● **Set exercise**: Every line containing the word "JSON" needs to be found and copied.

Dataset entries on figures:

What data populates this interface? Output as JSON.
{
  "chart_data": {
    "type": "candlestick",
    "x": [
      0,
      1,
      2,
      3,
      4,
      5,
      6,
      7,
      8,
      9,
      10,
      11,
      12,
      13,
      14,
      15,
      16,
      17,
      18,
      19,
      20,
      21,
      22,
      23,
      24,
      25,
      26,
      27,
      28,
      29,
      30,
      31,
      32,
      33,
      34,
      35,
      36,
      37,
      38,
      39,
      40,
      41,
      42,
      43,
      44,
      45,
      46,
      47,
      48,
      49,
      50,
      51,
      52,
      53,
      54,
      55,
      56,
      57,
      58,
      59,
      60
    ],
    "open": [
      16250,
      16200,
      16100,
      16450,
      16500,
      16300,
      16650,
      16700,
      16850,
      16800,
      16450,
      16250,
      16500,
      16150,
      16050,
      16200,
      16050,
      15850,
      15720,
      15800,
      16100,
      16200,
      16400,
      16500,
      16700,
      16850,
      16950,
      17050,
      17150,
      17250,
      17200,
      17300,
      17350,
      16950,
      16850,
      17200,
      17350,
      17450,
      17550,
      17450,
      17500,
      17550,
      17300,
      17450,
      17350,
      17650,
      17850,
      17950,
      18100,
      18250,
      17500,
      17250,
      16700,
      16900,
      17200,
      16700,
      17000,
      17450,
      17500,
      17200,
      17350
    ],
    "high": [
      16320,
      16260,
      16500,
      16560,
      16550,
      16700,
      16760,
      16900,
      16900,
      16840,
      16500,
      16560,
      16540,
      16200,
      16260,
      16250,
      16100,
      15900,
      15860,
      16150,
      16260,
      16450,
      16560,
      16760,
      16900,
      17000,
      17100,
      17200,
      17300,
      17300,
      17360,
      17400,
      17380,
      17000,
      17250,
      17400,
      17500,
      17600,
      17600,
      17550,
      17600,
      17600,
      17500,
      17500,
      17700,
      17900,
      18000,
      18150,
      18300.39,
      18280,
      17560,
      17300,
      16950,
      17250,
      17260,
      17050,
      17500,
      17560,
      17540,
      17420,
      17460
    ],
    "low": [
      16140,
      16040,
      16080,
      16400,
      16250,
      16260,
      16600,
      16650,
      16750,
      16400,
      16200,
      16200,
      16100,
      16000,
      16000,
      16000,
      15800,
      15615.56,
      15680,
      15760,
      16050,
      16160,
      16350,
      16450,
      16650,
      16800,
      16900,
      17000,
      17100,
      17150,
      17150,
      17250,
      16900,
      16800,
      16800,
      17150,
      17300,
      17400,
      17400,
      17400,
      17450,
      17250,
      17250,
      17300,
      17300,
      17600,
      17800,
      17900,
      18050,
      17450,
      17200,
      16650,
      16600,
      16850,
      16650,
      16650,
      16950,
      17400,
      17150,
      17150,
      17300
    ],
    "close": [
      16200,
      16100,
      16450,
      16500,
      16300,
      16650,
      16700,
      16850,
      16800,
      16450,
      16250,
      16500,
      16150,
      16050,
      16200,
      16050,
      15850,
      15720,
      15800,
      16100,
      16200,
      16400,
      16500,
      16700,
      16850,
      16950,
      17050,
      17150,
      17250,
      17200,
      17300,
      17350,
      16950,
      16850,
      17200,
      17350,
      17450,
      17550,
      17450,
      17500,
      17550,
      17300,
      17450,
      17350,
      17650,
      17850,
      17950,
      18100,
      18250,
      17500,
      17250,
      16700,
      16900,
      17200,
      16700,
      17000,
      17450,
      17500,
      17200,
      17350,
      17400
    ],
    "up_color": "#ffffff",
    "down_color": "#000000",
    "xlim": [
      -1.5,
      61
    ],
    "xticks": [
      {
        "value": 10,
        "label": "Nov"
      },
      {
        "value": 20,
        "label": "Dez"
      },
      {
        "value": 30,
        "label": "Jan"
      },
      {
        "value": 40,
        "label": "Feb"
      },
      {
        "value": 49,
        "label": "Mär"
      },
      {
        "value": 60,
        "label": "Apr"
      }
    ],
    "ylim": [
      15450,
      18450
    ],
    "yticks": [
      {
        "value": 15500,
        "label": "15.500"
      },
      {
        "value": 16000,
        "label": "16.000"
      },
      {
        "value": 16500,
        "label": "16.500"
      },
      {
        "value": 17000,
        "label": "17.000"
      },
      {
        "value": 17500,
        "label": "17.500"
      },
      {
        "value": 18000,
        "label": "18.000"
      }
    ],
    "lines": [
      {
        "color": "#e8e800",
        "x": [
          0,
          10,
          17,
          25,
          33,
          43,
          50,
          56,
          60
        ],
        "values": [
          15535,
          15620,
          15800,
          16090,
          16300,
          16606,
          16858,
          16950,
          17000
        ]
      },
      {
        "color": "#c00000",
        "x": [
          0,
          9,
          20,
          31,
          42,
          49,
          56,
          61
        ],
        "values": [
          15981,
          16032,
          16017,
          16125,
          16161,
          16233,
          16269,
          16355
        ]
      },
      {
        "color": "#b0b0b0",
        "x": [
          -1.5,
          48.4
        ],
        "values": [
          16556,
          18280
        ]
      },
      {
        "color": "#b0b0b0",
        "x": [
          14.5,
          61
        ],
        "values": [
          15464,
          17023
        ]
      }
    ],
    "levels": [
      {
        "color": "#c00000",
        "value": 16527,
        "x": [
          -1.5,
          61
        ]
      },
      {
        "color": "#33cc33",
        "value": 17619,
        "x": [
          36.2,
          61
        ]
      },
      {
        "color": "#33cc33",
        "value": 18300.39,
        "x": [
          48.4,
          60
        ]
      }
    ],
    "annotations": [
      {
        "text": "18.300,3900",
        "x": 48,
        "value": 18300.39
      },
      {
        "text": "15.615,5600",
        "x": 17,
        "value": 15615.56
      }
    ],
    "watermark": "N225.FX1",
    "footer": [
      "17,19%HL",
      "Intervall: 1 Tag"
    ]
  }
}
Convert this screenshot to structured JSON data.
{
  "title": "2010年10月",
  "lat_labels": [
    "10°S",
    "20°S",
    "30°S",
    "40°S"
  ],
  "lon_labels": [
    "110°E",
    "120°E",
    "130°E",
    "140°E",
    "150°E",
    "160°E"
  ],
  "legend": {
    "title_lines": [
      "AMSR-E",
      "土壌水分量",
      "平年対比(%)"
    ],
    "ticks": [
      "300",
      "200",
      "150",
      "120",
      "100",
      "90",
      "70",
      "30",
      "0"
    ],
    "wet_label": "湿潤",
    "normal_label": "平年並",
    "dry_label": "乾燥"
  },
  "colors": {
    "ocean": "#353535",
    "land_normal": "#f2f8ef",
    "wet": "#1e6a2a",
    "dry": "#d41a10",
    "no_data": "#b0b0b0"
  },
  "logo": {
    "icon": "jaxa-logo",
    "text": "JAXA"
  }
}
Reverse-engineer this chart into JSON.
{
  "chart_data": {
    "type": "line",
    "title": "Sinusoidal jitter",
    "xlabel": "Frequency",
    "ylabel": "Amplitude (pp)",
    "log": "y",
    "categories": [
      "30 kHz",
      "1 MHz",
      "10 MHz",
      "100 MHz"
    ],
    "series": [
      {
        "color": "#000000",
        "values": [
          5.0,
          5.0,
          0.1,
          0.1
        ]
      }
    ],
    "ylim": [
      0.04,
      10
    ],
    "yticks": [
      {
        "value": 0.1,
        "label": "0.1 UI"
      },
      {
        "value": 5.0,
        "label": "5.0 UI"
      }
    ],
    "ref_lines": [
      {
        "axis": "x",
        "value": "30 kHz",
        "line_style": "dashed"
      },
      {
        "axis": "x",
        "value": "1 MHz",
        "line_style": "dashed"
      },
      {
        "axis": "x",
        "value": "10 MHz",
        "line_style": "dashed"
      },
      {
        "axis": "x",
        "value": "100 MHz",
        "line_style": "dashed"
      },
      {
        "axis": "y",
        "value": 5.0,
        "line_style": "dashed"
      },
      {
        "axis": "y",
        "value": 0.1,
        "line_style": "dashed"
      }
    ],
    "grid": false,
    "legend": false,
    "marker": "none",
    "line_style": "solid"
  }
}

● **Result**:
What data populates this interface? Output as JSON.
Convert this screenshot to structured JSON data.
Reverse-engineer this chart into JSON.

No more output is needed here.